**EXERCISE BRIEF:**
Output every line exactly as written. Leave out pictures.

**TASK DATA:**
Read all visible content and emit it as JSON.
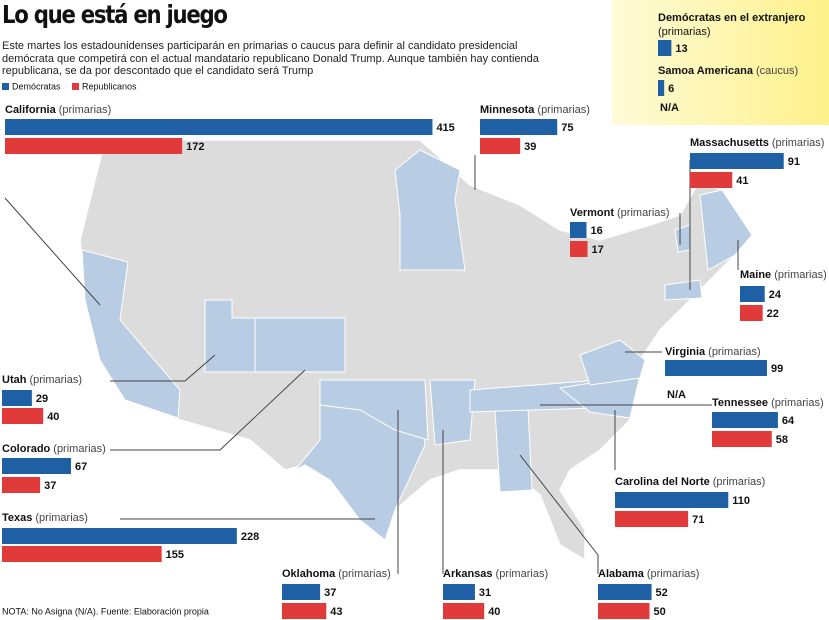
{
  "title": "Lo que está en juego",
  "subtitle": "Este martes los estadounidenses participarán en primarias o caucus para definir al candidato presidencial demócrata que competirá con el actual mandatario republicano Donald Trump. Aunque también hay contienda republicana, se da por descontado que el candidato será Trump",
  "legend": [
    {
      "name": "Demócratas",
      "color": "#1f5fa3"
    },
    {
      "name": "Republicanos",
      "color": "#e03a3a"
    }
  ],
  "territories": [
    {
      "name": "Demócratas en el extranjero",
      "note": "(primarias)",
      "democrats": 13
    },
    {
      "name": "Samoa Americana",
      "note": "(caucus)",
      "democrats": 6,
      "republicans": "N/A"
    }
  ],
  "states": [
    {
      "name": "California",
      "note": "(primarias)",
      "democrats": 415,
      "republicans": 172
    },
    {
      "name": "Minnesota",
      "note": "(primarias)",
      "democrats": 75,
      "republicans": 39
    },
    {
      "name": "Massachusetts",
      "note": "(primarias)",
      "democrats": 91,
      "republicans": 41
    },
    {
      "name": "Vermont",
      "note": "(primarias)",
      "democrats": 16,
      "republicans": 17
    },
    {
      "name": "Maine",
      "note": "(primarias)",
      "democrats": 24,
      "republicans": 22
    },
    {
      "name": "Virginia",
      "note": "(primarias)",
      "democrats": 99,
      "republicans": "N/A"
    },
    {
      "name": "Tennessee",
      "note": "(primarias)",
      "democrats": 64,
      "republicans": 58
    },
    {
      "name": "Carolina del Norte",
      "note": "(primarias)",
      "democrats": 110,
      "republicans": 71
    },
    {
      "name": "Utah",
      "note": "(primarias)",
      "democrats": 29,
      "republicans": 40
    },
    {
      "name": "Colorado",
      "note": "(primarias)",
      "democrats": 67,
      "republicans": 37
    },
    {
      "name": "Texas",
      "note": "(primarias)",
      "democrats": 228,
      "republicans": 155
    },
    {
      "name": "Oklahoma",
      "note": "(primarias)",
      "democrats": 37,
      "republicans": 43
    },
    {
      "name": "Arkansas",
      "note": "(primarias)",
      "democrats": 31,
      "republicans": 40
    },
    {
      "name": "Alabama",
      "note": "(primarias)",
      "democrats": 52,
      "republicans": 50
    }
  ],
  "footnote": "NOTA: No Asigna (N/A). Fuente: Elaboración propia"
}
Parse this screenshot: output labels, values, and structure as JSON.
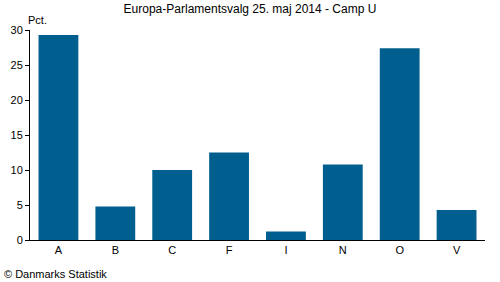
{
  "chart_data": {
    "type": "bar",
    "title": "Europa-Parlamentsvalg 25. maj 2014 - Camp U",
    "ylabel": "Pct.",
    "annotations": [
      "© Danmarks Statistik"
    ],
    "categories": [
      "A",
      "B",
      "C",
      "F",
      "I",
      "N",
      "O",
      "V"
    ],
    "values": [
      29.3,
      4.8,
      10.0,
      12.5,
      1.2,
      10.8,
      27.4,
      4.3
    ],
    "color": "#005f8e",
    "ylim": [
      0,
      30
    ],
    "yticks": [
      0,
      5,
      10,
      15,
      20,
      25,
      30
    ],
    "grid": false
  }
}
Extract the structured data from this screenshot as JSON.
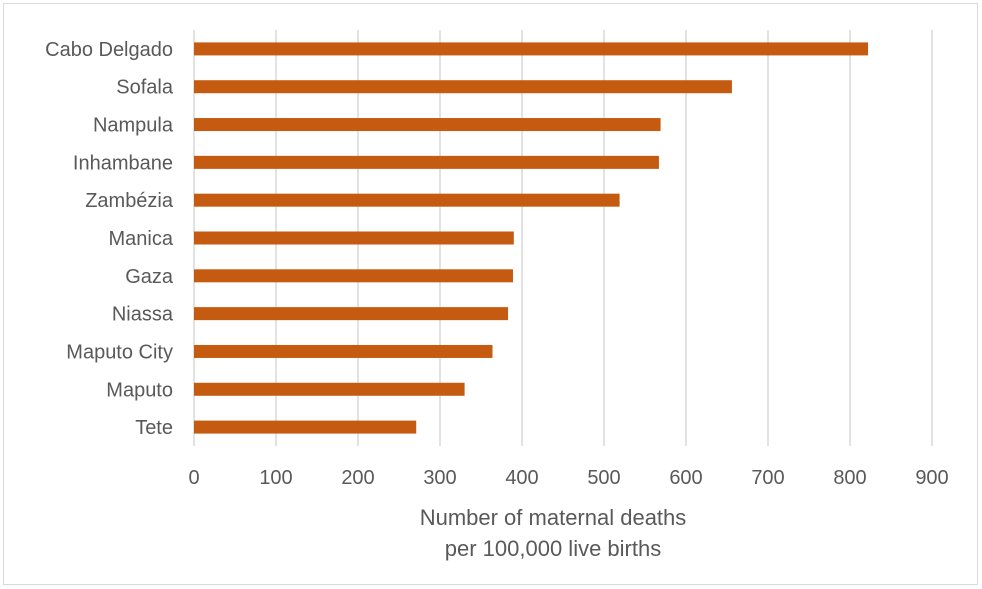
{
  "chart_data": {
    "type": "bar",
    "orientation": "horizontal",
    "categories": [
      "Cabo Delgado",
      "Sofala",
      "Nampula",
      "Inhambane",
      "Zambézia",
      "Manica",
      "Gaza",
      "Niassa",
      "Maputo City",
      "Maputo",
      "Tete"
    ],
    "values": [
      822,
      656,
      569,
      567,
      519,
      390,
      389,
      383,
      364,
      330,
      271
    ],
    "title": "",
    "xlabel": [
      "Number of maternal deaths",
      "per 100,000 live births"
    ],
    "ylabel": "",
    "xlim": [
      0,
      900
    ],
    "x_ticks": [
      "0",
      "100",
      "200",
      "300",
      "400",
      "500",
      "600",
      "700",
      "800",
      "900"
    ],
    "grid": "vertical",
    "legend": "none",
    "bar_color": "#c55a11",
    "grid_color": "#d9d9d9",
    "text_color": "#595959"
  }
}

**WRITTEN ANSWER:**
Read all visible content and emit it as JSON.
{
  "title": "Lo que está en juego",
  "subtitle": "Este martes los estadounidenses participarán en primarias o caucus para definir al candidato presidencial demócrata que competirá con el actual mandatario republicano Donald Trump. Aunque también hay contienda republicana, se da por descontado que el candidato será Trump",
  "legend": [
    {
      "name": "Demócratas",
      "color": "#1f5fa3"
    },
    {
      "name": "Republicanos",
      "color": "#e03a3a"
    }
  ],
  "territories": [
    {
      "name": "Demócratas en el extranjero",
      "note": "(primarias)",
      "democrats": 13
    },
    {
      "name": "Samoa Americana",
      "note": "(caucus)",
      "democrats": 6,
      "republicans": "N/A"
    }
  ],
  "states": [
    {
      "name": "California",
      "note": "(primarias)",
      "democrats": 415,
      "republicans": 172
    },
    {
      "name": "Minnesota",
      "note": "(primarias)",
      "democrats": 75,
      "republicans": 39
    },
    {
      "name": "Massachusetts",
      "note": "(primarias)",
      "democrats": 91,
      "republicans": 41
    },
    {
      "name": "Vermont",
      "note": "(primarias)",
      "democrats": 16,
      "republicans": 17
    },
    {
      "name": "Maine",
      "note": "(primarias)",
      "democrats": 24,
      "republicans": 22
    },
    {
      "name": "Virginia",
      "note": "(primarias)",
      "democrats": 99,
      "republicans": "N/A"
    },
    {
      "name": "Tennessee",
      "note": "(primarias)",
      "democrats": 64,
      "republicans": 58
    },
    {
      "name": "Carolina del Norte",
      "note": "(primarias)",
      "democrats": 110,
      "republicans": 71
    },
    {
      "name": "Utah",
      "note": "(primarias)",
      "democrats": 29,
      "republicans": 40
    },
    {
      "name": "Colorado",
      "note": "(primarias)",
      "democrats": 67,
      "republicans": 37
    },
    {
      "name": "Texas",
      "note": "(primarias)",
      "democrats": 228,
      "republicans": 155
    },
    {
      "name": "Oklahoma",
      "note": "(primarias)",
      "democrats": 37,
      "republicans": 43
    },
    {
      "name": "Arkansas",
      "note": "(primarias)",
      "democrats": 31,
      "republicans": 40
    },
    {
      "name": "Alabama",
      "note": "(primarias)",
      "democrats": 52,
      "republicans": 50
    }
  ],
  "footnote": "NOTA: No Asigna (N/A). Fuente: Elaboración propia"
}
Parse this screenshot: output labels, values, and structure as JSON.
{
  "chart_data": {
    "type": "bar",
    "title": "Europa-Parlamentsvalg 25. maj 2014 - Camp U",
    "ylabel": "Pct.",
    "annotations": [
      "© Danmarks Statistik"
    ],
    "categories": [
      "A",
      "B",
      "C",
      "F",
      "I",
      "N",
      "O",
      "V"
    ],
    "values": [
      29.3,
      4.8,
      10.0,
      12.5,
      1.2,
      10.8,
      27.4,
      4.3
    ],
    "color": "#005f8e",
    "ylim": [
      0,
      30
    ],
    "yticks": [
      0,
      5,
      10,
      15,
      20,
      25,
      30
    ],
    "grid": false
  }
}
Extract the structured data from this screenshot as JSON.
{
  "chart_data": {
    "type": "bar",
    "orientation": "horizontal",
    "categories": [
      "Cabo Delgado",
      "Sofala",
      "Nampula",
      "Inhambane",
      "Zambézia",
      "Manica",
      "Gaza",
      "Niassa",
      "Maputo City",
      "Maputo",
      "Tete"
    ],
    "values": [
      822,
      656,
      569,
      567,
      519,
      390,
      389,
      383,
      364,
      330,
      271
    ],
    "title": "",
    "xlabel": [
      "Number of maternal deaths",
      "per 100,000 live births"
    ],
    "ylabel": "",
    "xlim": [
      0,
      900
    ],
    "x_ticks": [
      "0",
      "100",
      "200",
      "300",
      "400",
      "500",
      "600",
      "700",
      "800",
      "900"
    ],
    "grid": "vertical",
    "legend": "none",
    "bar_color": "#c55a11",
    "grid_color": "#d9d9d9",
    "text_color": "#595959"
  }
}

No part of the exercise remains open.